- **PROBLEM TO SOLVE**: Repeat the full listing, word for word.
___ DATA SHOWN
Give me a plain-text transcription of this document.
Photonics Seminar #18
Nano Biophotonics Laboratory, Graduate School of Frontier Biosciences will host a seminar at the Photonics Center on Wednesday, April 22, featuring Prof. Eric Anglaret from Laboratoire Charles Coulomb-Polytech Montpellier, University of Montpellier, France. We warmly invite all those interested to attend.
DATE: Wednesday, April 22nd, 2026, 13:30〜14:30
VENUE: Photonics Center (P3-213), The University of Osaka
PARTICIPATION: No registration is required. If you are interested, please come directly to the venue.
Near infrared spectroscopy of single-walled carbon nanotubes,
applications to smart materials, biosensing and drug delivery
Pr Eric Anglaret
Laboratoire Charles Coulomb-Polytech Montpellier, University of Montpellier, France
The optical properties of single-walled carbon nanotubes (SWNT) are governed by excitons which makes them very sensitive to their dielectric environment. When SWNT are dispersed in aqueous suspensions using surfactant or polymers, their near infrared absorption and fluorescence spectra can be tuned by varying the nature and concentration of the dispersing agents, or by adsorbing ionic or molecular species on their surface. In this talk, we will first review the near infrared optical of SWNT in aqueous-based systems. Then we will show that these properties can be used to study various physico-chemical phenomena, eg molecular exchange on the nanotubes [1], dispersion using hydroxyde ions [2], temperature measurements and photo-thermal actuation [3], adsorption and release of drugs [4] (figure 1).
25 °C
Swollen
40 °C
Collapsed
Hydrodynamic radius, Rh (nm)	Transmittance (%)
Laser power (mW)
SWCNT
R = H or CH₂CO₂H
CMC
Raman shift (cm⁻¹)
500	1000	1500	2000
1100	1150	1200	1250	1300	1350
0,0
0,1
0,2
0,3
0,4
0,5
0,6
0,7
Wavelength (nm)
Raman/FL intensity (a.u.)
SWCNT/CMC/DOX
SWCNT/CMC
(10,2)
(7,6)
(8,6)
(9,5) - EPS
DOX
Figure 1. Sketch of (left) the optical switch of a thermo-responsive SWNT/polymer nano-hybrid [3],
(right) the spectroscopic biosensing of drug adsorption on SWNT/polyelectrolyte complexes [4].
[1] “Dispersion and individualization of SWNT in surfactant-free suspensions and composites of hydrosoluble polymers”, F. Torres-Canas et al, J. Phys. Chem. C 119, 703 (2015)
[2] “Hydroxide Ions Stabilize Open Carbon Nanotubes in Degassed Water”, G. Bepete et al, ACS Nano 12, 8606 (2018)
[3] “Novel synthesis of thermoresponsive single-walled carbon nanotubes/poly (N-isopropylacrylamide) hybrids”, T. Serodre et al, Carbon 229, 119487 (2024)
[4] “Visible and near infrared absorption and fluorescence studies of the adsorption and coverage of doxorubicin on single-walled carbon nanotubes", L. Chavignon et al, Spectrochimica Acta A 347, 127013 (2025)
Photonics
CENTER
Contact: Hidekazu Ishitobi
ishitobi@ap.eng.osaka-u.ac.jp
______
- **ANSWER FOR THE TASK**:
Give me a plain-text transcription of this document.
Photonics Seminar #18
Nano Biophotonics Laboratory, Graduate School of Frontier Biosciences will host a seminar at the Photonics Center on Wednesday, April 22, featuring Prof. Eric Anglaret from Laboratoire Charles Coulomb-Polytech Montpellier, University of Montpellier, France. We warmly invite all those interested to attend.
DATE: Wednesday, April 22nd, 2026, 13:30〜14:30
VENUE: Photonics Center (P3-213), The University of Osaka
PARTICIPATION: No registration is required. If you are interested, please come directly to the venue.
Near infrared spectroscopy of single-walled carbon nanotubes,
applications to smart materials, biosensing and drug delivery
Pr Eric Anglaret
Laboratoire Charles Coulomb-Polytech Montpellier, University of Montpellier, France
The optical properties of single-walled carbon nanotubes (SWNT) are governed by excitons which makes them very sensitive to their dielectric environment. When SWNT are dispersed in aqueous suspensions using surfactant or polymers, their near infrared absorption and fluorescence spectra can be tuned by varying the nature and concentration of the dispersing agents, or by adsorbing ionic or molecular species on their surface. In this talk, we will first review the near infrared optical of SWNT in aqueous-based systems. Then we will show that these properties can be used to study various physico-chemical phenomena, eg molecular exchange on the nanotubes [1], dispersion using hydroxyde ions [2], temperature measurements and photo-thermal actuation [3], adsorption and release of drugs [4] (figure 1).
25 °C
Swollen
40 °C
Collapsed
Hydrodynamic radius, Rh (nm)	Transmittance (%)
Laser power (mW)
SWCNT
R = H or CH₂CO₂H
CMC
Raman shift (cm⁻¹)
500	1000	1500	2000
1100	1150	1200	1250	1300	1350
0,0
0,1
0,2
0,3
0,4
0,5
0,6
0,7
Wavelength (nm)
Raman/FL intensity (a.u.)
SWCNT/CMC/DOX
SWCNT/CMC
(10,2)
(7,6)
(8,6)
(9,5) - EPS
DOX
Figure 1. Sketch of (left) the optical switch of a thermo-responsive SWNT/polymer nano-hybrid [3],
(right) the spectroscopic biosensing of drug adsorption on SWNT/polyelectrolyte complexes [4].
[1] “Dispersion and individualization of SWNT in surfactant-free suspensions and composites of hydrosoluble polymers”, F. Torres-Canas et al, J. Phys. Chem. C 119, 703 (2015)
[2] “Hydroxide Ions Stabilize Open Carbon Nanotubes in Degassed Water”, G. Bepete et al, ACS Nano 12, 8606 (2018)
[3] “Novel synthesis of thermoresponsive single-walled carbon nanotubes/poly (N-isopropylacrylamide) hybrids”, T. Serodre et al, Carbon 229, 119487 (2024)
[4] “Visible and near infrared absorption and fluorescence studies of the adsorption and coverage of doxorubicin on single-walled carbon nanotubes", L. Chavignon et al, Spectrochimica Acta A 347, 127013 (2025)
Photonics
CENTER
Contact: Hidekazu Ishitobi
ishitobi@ap.eng.osaka-u.ac.jp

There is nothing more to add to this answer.